• [RECORDS FOR THIS EXERCISE]:
[START]
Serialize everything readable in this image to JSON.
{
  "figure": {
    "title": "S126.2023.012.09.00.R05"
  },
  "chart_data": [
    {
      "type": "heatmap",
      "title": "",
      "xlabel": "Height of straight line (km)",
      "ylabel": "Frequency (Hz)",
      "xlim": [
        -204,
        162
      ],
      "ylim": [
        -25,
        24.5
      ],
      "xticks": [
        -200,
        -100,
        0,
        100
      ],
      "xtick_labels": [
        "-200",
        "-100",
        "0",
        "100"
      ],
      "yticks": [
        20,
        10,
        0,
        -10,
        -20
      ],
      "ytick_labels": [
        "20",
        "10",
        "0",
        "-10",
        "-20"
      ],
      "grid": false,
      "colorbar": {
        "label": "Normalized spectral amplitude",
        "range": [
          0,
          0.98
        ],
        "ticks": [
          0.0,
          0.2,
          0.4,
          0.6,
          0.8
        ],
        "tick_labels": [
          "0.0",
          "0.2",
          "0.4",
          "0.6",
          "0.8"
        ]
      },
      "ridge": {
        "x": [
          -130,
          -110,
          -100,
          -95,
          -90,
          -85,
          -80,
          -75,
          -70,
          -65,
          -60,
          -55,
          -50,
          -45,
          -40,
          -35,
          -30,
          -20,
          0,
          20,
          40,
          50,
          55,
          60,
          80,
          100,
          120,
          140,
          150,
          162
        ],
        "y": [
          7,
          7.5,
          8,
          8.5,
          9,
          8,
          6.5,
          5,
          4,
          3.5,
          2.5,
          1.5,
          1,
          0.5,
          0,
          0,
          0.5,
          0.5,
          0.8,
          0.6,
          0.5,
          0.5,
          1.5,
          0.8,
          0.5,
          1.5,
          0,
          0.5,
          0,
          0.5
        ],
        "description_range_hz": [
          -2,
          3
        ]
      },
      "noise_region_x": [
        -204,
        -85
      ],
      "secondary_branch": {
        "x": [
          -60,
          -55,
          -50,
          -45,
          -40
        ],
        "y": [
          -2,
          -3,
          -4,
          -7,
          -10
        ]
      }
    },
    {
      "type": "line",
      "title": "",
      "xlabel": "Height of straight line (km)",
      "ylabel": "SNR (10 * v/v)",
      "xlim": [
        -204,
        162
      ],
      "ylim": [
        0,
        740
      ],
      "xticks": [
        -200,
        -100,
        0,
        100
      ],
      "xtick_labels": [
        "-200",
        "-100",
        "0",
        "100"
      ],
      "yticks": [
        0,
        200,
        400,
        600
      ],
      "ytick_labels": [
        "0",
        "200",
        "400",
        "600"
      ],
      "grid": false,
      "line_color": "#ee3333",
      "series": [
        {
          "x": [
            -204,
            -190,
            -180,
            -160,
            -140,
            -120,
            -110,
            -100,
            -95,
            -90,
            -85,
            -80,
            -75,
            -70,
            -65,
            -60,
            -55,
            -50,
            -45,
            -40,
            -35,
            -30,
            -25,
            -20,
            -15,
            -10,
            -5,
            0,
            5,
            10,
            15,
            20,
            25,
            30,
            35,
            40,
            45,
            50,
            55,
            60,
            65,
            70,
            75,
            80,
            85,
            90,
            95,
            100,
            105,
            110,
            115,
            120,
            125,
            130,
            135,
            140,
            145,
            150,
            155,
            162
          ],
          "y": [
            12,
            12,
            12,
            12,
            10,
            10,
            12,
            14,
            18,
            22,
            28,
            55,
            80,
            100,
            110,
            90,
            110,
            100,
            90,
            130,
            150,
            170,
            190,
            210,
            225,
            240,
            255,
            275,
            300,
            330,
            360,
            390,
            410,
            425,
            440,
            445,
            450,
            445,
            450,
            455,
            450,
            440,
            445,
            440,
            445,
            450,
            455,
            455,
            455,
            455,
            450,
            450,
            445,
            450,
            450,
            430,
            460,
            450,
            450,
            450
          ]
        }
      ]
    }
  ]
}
[END]
Reproduce the records in full, exactly as written.

Serialize everything readable in this image to JSON.
{
  "figure": {
    "title": "S126.2023.012.09.00.R05"
  },
  "chart_data": [
    {
      "type": "heatmap",
      "title": "",
      "xlabel": "Height of straight line (km)",
      "ylabel": "Frequency (Hz)",
      "xlim": [
        -204,
        162
      ],
      "ylim": [
        -25,
        24.5
      ],
      "xticks": [
        -200,
        -100,
        0,
        100
      ],
      "xtick_labels": [
        "-200",
        "-100",
        "0",
        "100"
      ],
      "yticks": [
        20,
        10,
        0,
        -10,
        -20
      ],
      "ytick_labels": [
        "20",
        "10",
        "0",
        "-10",
        "-20"
      ],
      "grid": false,
      "colorbar": {
        "label": "Normalized spectral amplitude",
        "range": [
          0,
          0.98
        ],
        "ticks": [
          0.0,
          0.2,
          0.4,
          0.6,
          0.8
        ],
        "tick_labels": [
          "0.0",
          "0.2",
          "0.4",
          "0.6",
          "0.8"
        ]
      },
      "ridge": {
        "x": [
          -130,
          -110,
          -100,
          -95,
          -90,
          -85,
          -80,
          -75,
          -70,
          -65,
          -60,
          -55,
          -50,
          -45,
          -40,
          -35,
          -30,
          -20,
          0,
          20,
          40,
          50,
          55,
          60,
          80,
          100,
          120,
          140,
          150,
          162
        ],
        "y": [
          7,
          7.5,
          8,
          8.5,
          9,
          8,
          6.5,
          5,
          4,
          3.5,
          2.5,
          1.5,
          1,
          0.5,
          0,
          0,
          0.5,
          0.5,
          0.8,
          0.6,
          0.5,
          0.5,
          1.5,
          0.8,
          0.5,
          1.5,
          0,
          0.5,
          0,
          0.5
        ],
        "description_range_hz": [
          -2,
          3
        ]
      },
      "noise_region_x": [
        -204,
        -85
      ],
      "secondary_branch": {
        "x": [
          -60,
          -55,
          -50,
          -45,
          -40
        ],
        "y": [
          -2,
          -3,
          -4,
          -7,
          -10
        ]
      }
    },
    {
      "type": "line",
      "title": "",
      "xlabel": "Height of straight line (km)",
      "ylabel": "SNR (10 * v/v)",
      "xlim": [
        -204,
        162
      ],
      "ylim": [
        0,
        740
      ],
      "xticks": [
        -200,
        -100,
        0,
        100
      ],
      "xtick_labels": [
        "-200",
        "-100",
        "0",
        "100"
      ],
      "yticks": [
        0,
        200,
        400,
        600
      ],
      "ytick_labels": [
        "0",
        "200",
        "400",
        "600"
      ],
      "grid": false,
      "line_color": "#ee3333",
      "series": [
        {
          "x": [
            -204,
            -190,
            -180,
            -160,
            -140,
            -120,
            -110,
            -100,
            -95,
            -90,
            -85,
            -80,
            -75,
            -70,
            -65,
            -60,
            -55,
            -50,
            -45,
            -40,
            -35,
            -30,
            -25,
            -20,
            -15,
            -10,
            -5,
            0,
            5,
            10,
            15,
            20,
            25,
            30,
            35,
            40,
            45,
            50,
            55,
            60,
            65,
            70,
            75,
            80,
            85,
            90,
            95,
            100,
            105,
            110,
            115,
            120,
            125,
            130,
            135,
            140,
            145,
            150,
            155,
            162
          ],
          "y": [
            12,
            12,
            12,
            12,
            10,
            10,
            12,
            14,
            18,
            22,
            28,
            55,
            80,
            100,
            110,
            90,
            110,
            100,
            90,
            130,
            150,
            170,
            190,
            210,
            225,
            240,
            255,
            275,
            300,
            330,
            360,
            390,
            410,
            425,
            440,
            445,
            450,
            445,
            450,
            455,
            450,
            440,
            445,
            440,
            445,
            450,
            455,
            455,
            455,
            455,
            450,
            450,
            445,
            450,
            450,
            430,
            460,
            450,
            450,
            450
          ]
        }
      ]
    }
  ]
}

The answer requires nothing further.